> Exercise objective
Write the data out again, exactly as given.

> Provided records

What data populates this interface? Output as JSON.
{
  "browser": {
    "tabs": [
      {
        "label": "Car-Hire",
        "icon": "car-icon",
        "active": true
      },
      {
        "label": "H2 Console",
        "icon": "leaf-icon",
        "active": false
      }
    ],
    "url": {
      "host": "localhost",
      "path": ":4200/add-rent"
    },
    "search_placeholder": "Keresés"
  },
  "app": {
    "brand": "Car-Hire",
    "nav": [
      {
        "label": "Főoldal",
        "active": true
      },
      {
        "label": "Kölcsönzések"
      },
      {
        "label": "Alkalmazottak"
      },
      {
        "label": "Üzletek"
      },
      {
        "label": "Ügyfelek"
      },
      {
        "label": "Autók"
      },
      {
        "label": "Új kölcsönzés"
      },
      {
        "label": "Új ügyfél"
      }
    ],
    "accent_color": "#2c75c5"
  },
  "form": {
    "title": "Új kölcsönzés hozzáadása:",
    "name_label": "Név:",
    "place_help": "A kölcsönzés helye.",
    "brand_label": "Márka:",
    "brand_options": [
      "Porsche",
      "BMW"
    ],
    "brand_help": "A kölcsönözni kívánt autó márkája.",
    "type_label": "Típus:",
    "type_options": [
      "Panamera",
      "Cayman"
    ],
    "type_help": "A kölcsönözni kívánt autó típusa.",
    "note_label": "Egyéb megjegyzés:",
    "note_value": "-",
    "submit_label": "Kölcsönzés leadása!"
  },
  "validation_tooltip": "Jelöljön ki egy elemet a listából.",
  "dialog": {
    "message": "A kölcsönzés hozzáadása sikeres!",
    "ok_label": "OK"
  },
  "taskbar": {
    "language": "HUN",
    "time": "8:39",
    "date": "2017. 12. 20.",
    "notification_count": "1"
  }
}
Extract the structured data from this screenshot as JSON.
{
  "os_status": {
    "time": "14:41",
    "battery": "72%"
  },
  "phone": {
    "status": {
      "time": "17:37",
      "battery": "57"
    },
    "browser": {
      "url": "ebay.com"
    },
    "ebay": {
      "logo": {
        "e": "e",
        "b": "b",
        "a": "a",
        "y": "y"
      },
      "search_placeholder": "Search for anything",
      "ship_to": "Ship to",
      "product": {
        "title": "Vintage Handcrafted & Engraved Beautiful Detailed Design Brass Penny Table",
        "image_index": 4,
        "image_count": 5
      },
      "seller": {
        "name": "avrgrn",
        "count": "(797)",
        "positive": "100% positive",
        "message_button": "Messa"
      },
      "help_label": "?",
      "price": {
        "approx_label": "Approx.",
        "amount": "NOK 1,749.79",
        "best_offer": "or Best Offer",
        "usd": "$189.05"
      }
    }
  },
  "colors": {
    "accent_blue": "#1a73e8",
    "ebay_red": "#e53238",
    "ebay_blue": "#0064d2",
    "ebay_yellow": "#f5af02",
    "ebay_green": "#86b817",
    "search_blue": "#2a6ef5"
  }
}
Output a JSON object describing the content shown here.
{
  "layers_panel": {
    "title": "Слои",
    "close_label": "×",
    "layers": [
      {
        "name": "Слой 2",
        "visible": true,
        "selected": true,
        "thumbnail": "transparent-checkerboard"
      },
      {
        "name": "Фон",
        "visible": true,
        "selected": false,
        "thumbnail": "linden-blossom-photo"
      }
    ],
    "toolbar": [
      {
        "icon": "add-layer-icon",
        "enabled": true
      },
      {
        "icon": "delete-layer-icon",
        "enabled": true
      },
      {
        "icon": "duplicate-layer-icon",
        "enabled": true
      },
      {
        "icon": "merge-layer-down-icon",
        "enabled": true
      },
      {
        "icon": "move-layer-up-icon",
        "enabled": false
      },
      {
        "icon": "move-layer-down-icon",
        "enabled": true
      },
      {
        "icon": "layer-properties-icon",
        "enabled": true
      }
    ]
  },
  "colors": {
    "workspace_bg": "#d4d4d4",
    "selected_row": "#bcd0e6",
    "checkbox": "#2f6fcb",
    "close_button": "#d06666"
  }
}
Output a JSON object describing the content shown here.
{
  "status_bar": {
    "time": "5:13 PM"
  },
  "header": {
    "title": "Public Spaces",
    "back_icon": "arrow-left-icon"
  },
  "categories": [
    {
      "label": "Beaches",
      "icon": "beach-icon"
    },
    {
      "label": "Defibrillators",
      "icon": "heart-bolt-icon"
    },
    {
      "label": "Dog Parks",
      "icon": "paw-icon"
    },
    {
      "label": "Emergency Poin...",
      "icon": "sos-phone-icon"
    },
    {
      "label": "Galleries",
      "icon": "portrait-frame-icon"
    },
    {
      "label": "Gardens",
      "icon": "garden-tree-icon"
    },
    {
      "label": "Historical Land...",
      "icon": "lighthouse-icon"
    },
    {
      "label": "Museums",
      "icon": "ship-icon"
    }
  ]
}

> Exercise answer
What data populates this interface? Output as JSON.
{
  "browser": {
    "tabs": [
      {
        "label": "Car-Hire",
        "icon": "car-icon",
        "active": true
      },
      {
        "label": "H2 Console",
        "icon": "leaf-icon",
        "active": false
      }
    ],
    "url": {
      "host": "localhost",
      "path": ":4200/add-rent"
    },
    "search_placeholder": "Keresés"
  },
  "app": {
    "brand": "Car-Hire",
    "nav": [
      {
        "label": "Főoldal",
        "active": true
      },
      {
        "label": "Kölcsönzések"
      },
      {
        "label": "Alkalmazottak"
      },
      {
        "label": "Üzletek"
      },
      {
        "label": "Ügyfelek"
      },
      {
        "label": "Autók"
      },
      {
        "label": "Új kölcsönzés"
      },
      {
        "label": "Új ügyfél"
      }
    ],
    "accent_color": "#2c75c5"
  },
  "form": {
    "title": "Új kölcsönzés hozzáadása:",
    "name_label": "Név:",
    "place_help": "A kölcsönzés helye.",
    "brand_label": "Márka:",
    "brand_options": [
      "Porsche",
      "BMW"
    ],
    "brand_help": "A kölcsönözni kívánt autó márkája.",
    "type_label": "Típus:",
    "type_options": [
      "Panamera",
      "Cayman"
    ],
    "type_help": "A kölcsönözni kívánt autó típusa.",
    "note_label": "Egyéb megjegyzés:",
    "note_value": "-",
    "submit_label": "Kölcsönzés leadása!"
  },
  "validation_tooltip": "Jelöljön ki egy elemet a listából.",
  "dialog": {
    "message": "A kölcsönzés hozzáadása sikeres!",
    "ok_label": "OK"
  },
  "taskbar": {
    "language": "HUN",
    "time": "8:39",
    "date": "2017. 12. 20.",
    "notification_count": "1"
  }
}
Extract the structured data from this screenshot as JSON.
{
  "os_status": {
    "time": "14:41",
    "battery": "72%"
  },
  "phone": {
    "status": {
      "time": "17:37",
      "battery": "57"
    },
    "browser": {
      "url": "ebay.com"
    },
    "ebay": {
      "logo": {
        "e": "e",
        "b": "b",
        "a": "a",
        "y": "y"
      },
      "search_placeholder": "Search for anything",
      "ship_to": "Ship to",
      "product": {
        "title": "Vintage Handcrafted & Engraved Beautiful Detailed Design Brass Penny Table",
        "image_index": 4,
        "image_count": 5
      },
      "seller": {
        "name": "avrgrn",
        "count": "(797)",
        "positive": "100% positive",
        "message_button": "Messa"
      },
      "help_label": "?",
      "price": {
        "approx_label": "Approx.",
        "amount": "NOK 1,749.79",
        "best_offer": "or Best Offer",
        "usd": "$189.05"
      }
    }
  },
  "colors": {
    "accent_blue": "#1a73e8",
    "ebay_red": "#e53238",
    "ebay_blue": "#0064d2",
    "ebay_yellow": "#f5af02",
    "ebay_green": "#86b817",
    "search_blue": "#2a6ef5"
  }
}
Output a JSON object describing the content shown here.
{
  "layers_panel": {
    "title": "Слои",
    "close_label": "×",
    "layers": [
      {
        "name": "Слой 2",
        "visible": true,
        "selected": true,
        "thumbnail": "transparent-checkerboard"
      },
      {
        "name": "Фон",
        "visible": true,
        "selected": false,
        "thumbnail": "linden-blossom-photo"
      }
    ],
    "toolbar": [
      {
        "icon": "add-layer-icon",
        "enabled": true
      },
      {
        "icon": "delete-layer-icon",
        "enabled": true
      },
      {
        "icon": "duplicate-layer-icon",
        "enabled": true
      },
      {
        "icon": "merge-layer-down-icon",
        "enabled": true
      },
      {
        "icon": "move-layer-up-icon",
        "enabled": false
      },
      {
        "icon": "move-layer-down-icon",
        "enabled": true
      },
      {
        "icon": "layer-properties-icon",
        "enabled": true
      }
    ]
  },
  "colors": {
    "workspace_bg": "#d4d4d4",
    "selected_row": "#bcd0e6",
    "checkbox": "#2f6fcb",
    "close_button": "#d06666"
  }
}
Output a JSON object describing the content shown here.
{
  "status_bar": {
    "time": "5:13 PM"
  },
  "header": {
    "title": "Public Spaces",
    "back_icon": "arrow-left-icon"
  },
  "categories": [
    {
      "label": "Beaches",
      "icon": "beach-icon"
    },
    {
      "label": "Defibrillators",
      "icon": "heart-bolt-icon"
    },
    {
      "label": "Dog Parks",
      "icon": "paw-icon"
    },
    {
      "label": "Emergency Poin...",
      "icon": "sos-phone-icon"
    },
    {
      "label": "Galleries",
      "icon": "portrait-frame-icon"
    },
    {
      "label": "Gardens",
      "icon": "garden-tree-icon"
    },
    {
      "label": "Historical Land...",
      "icon": "lighthouse-icon"
    },
    {
      "label": "Museums",
      "icon": "ship-icon"
    }
  ]
}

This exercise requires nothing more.